» **Your task**
Below is a listing; write it out exactly and drop any images from it.

+ + + + + + +

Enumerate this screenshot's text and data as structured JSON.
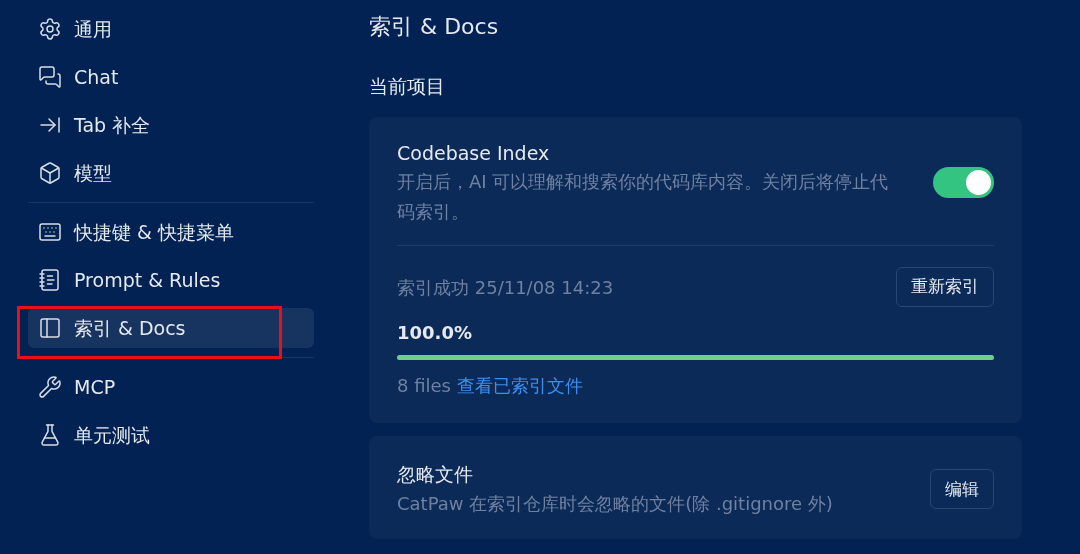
{
  "sidebar": {
    "groups": [
      {
        "items": [
          {
            "label": "通用",
            "selected": false,
            "highlighted": false
          },
          {
            "label": "Chat",
            "selected": false,
            "highlighted": false
          },
          {
            "label": "Tab 补全",
            "selected": false,
            "highlighted": false
          },
          {
            "label": "模型",
            "selected": false,
            "highlighted": false
          }
        ]
      },
      {
        "items": [
          {
            "label": "快捷键 & 快捷菜单",
            "selected": false,
            "highlighted": false
          },
          {
            "label": "Prompt & Rules",
            "selected": false,
            "highlighted": false
          },
          {
            "label": "索引 & Docs",
            "selected": true,
            "highlighted": true
          }
        ]
      },
      {
        "items": [
          {
            "label": "MCP",
            "selected": false,
            "highlighted": false
          },
          {
            "label": "单元测试",
            "selected": false,
            "highlighted": false
          }
        ]
      }
    ]
  },
  "page": {
    "title": "索引 & Docs",
    "section": "当前项目",
    "index_card": {
      "title": "Codebase Index",
      "description": "开启后，AI 可以理解和搜索你的代码库内容。关闭后将停止代码索引。",
      "on": true,
      "status": "索引成功 25/11/08 14:23",
      "reindex_button": "重新索引",
      "percent": "100.0%",
      "level": 1,
      "files": "8 files",
      "files_link": "查看已索引文件"
    },
    "ignore_card": {
      "title": "忽略文件",
      "description": "CatPaw 在索引仓库时会忽略的文件(除 .gitignore 外)",
      "edit_button": "编辑"
    }
  }
}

+ + + + + + +

» **Answer to the task**
Enumerate this screenshot's text and data as structured JSON.
{
  "sidebar": {
    "groups": [
      {
        "items": [
          {
            "label": "通用",
            "selected": false,
            "highlighted": false
          },
          {
            "label": "Chat",
            "selected": false,
            "highlighted": false
          },
          {
            "label": "Tab 补全",
            "selected": false,
            "highlighted": false
          },
          {
            "label": "模型",
            "selected": false,
            "highlighted": false
          }
        ]
      },
      {
        "items": [
          {
            "label": "快捷键 & 快捷菜单",
            "selected": false,
            "highlighted": false
          },
          {
            "label": "Prompt & Rules",
            "selected": false,
            "highlighted": false
          },
          {
            "label": "索引 & Docs",
            "selected": true,
            "highlighted": true
          }
        ]
      },
      {
        "items": [
          {
            "label": "MCP",
            "selected": false,
            "highlighted": false
          },
          {
            "label": "单元测试",
            "selected": false,
            "highlighted": false
          }
        ]
      }
    ]
  },
  "page": {
    "title": "索引 & Docs",
    "section": "当前项目",
    "index_card": {
      "title": "Codebase Index",
      "description": "开启后，AI 可以理解和搜索你的代码库内容。关闭后将停止代码索引。",
      "on": true,
      "status": "索引成功 25/11/08 14:23",
      "reindex_button": "重新索引",
      "percent": "100.0%",
      "level": 1,
      "files": "8 files",
      "files_link": "查看已索引文件"
    },
    "ignore_card": {
      "title": "忽略文件",
      "description": "CatPaw 在索引仓库时会忽略的文件(除 .gitignore 外)",
      "edit_button": "编辑"
    }
  }
}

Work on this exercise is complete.